Material for this exercise:
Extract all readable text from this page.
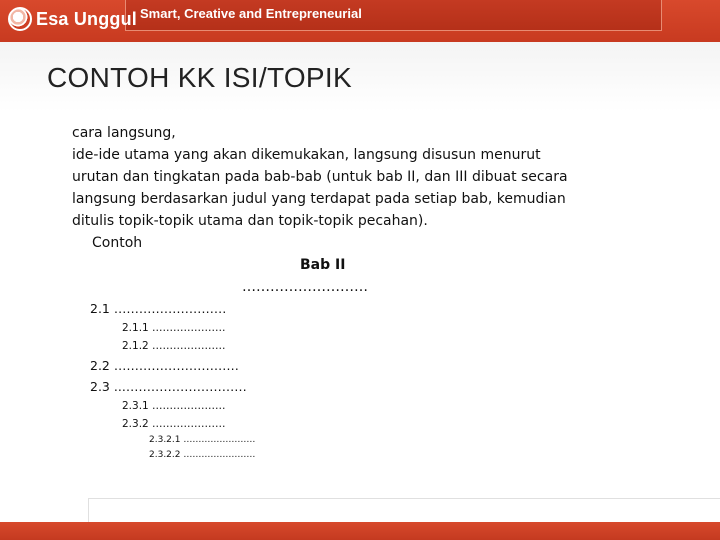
Esa Unggul Smart, Creative and Entrepreneurial
CONTOH KK ISI/TOPIK

cara langsung,

ide-ide utama yang akan dikemukakan, langsung disusun menurut

urutan dan tingkatan pada bab-bab (untuk bab II, dan III dibuat secara

langsung berdasarkan judul yang terdapat pada setiap bab, kemudian

ditulis topik-topik utama dan topik-topik pecahan).

Contoh

Bab II

………………………

2.1 ………………………
2.1.1 …………………
2.1.2 …………………
2.2 …………………………
2.3 ..…………………………
2.3.1 …………………
2.3.2 …………………
2.3.2.1 ……………………
2.3.2.2 ……………………
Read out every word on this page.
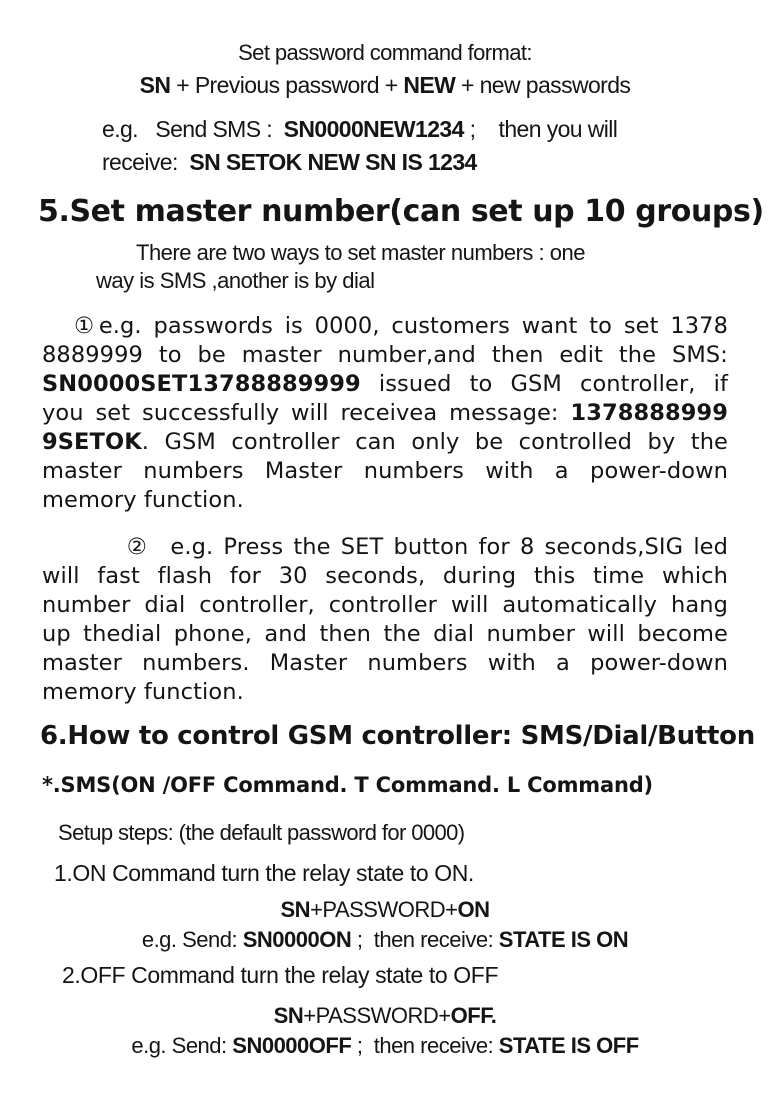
Set password command format:
SN + Previous password + NEW + new passwords
e.g.   Send SMS :  SN0000NEW1234 ;    then you will
receive:  SN SETOK NEW SN IS 1234
5.Set master number(can set up 10 groups)
There are two ways to set master numbers : one
way is SMS ,another is by dial
①e.g. passwords is 0000, customers want to set 1378
8889999 to be master number,and then edit the SMS:
SN0000SET13788889999 issued to GSM controller, if
you set successfully will receivea message: 1378888999
9SETOK. GSM controller can only be controlled by the
master numbers Master numbers with a power-down
memory function.
②  e.g. Press the SET button for 8 seconds,SIG led
will fast flash for 30 seconds, during this time which
number dial controller, controller will automatically hang
up thedial phone, and then the dial number will become
master numbers. Master numbers with a power-down
memory function.
6.How to control GSM controller: SMS/Dial/Button
*.SMS(ON /OFF Command. T Command. L Command)
Setup steps: (the default password for 0000)
1.ON Command turn the relay state to ON.
SN+PASSWORD+ON
e.g. Send: SN0000ON ;  then receive: STATE IS ON
2.OFF Command turn the relay state to OFF
SN+PASSWORD+OFF.
e.g. Send: SN0000OFF ;  then receive: STATE IS OFF
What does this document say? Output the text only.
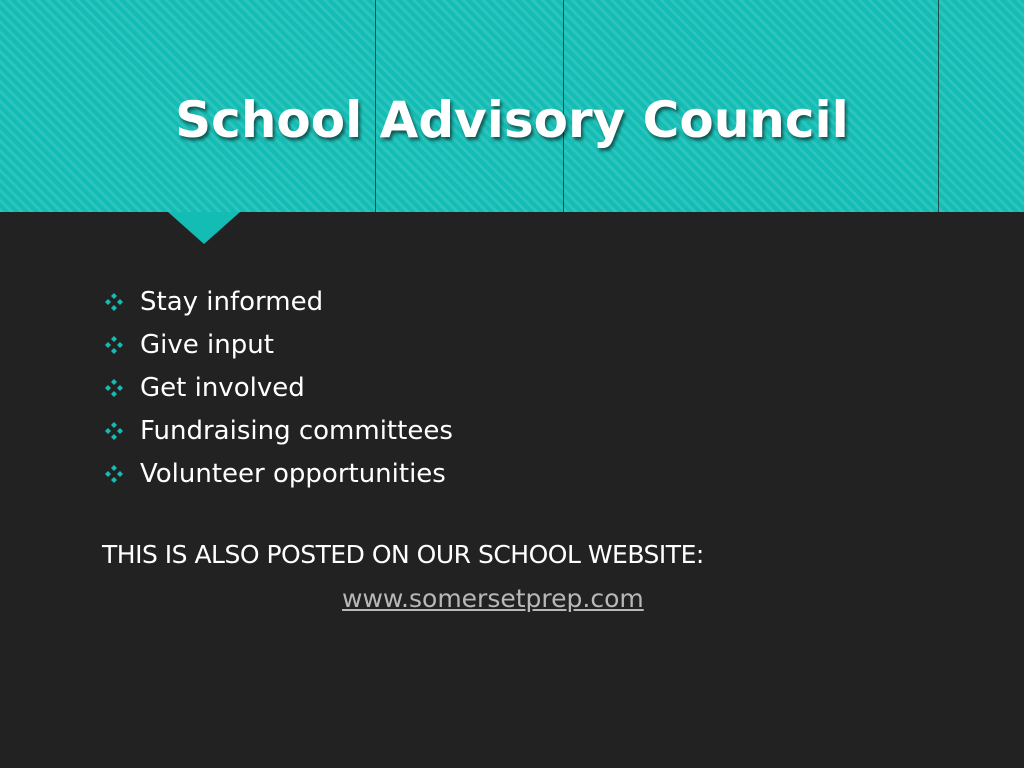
School Advisory Council
Stay informed
Give input
Get involved
Fundraising committees
Volunteer opportunities
THIS IS ALSO POSTED ON OUR SCHOOL WEBSITE:
www.somersetprep.com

Exercise objective: Pictures stay out of the copy; please restate every record above exactly.

Complete output:
Extract all readable text from this page.
Esa Unggul Smart, Creative and Entrepreneurial
CONTOH KK ISI/TOPIK

cara langsung,

ide-ide utama yang akan dikemukakan, langsung disusun menurut

urutan dan tingkatan pada bab-bab (untuk bab II, dan III dibuat secara

langsung berdasarkan judul yang terdapat pada setiap bab, kemudian

ditulis topik-topik utama dan topik-topik pecahan).

Contoh

Bab II

………………………

2.1 ………………………
2.1.1 …………………
2.1.2 …………………
2.2 …………………………
2.3 ..…………………………
2.3.1 …………………
2.3.2 …………………
2.3.2.1 ……………………
2.3.2.2 ……………………
Read out every word on this page.
Set password command format:
SN + Previous password + NEW + new passwords
e.g.   Send SMS :  SN0000NEW1234 ;    then you will
receive:  SN SETOK NEW SN IS 1234
5.Set master number(can set up 10 groups)
There are two ways to set master numbers : one
way is SMS ,another is by dial
①e.g. passwords is 0000, customers want to set 1378
8889999 to be master number,and then edit the SMS:
SN0000SET13788889999 issued to GSM controller, if
you set successfully will receivea message: 1378888999
9SETOK. GSM controller can only be controlled by the
master numbers Master numbers with a power-down
memory function.
②  e.g. Press the SET button for 8 seconds,SIG led
will fast flash for 30 seconds, during this time which
number dial controller, controller will automatically hang
up thedial phone, and then the dial number will become
master numbers. Master numbers with a power-down
memory function.
6.How to control GSM controller: SMS/Dial/Button
*.SMS(ON /OFF Command. T Command. L Command)
Setup steps: (the default password for 0000)
1.ON Command turn the relay state to ON.
SN+PASSWORD+ON
e.g. Send: SN0000ON ;  then receive: STATE IS ON
2.OFF Command turn the relay state to OFF
SN+PASSWORD+OFF.
e.g. Send: SN0000OFF ;  then receive: STATE IS OFF
What does this document say? Output the text only.
School Advisory Council
Stay informed
Give input
Get involved
Fundraising committees
Volunteer opportunities
THIS IS ALSO POSTED ON OUR SCHOOL WEBSITE:
www.somersetprep.com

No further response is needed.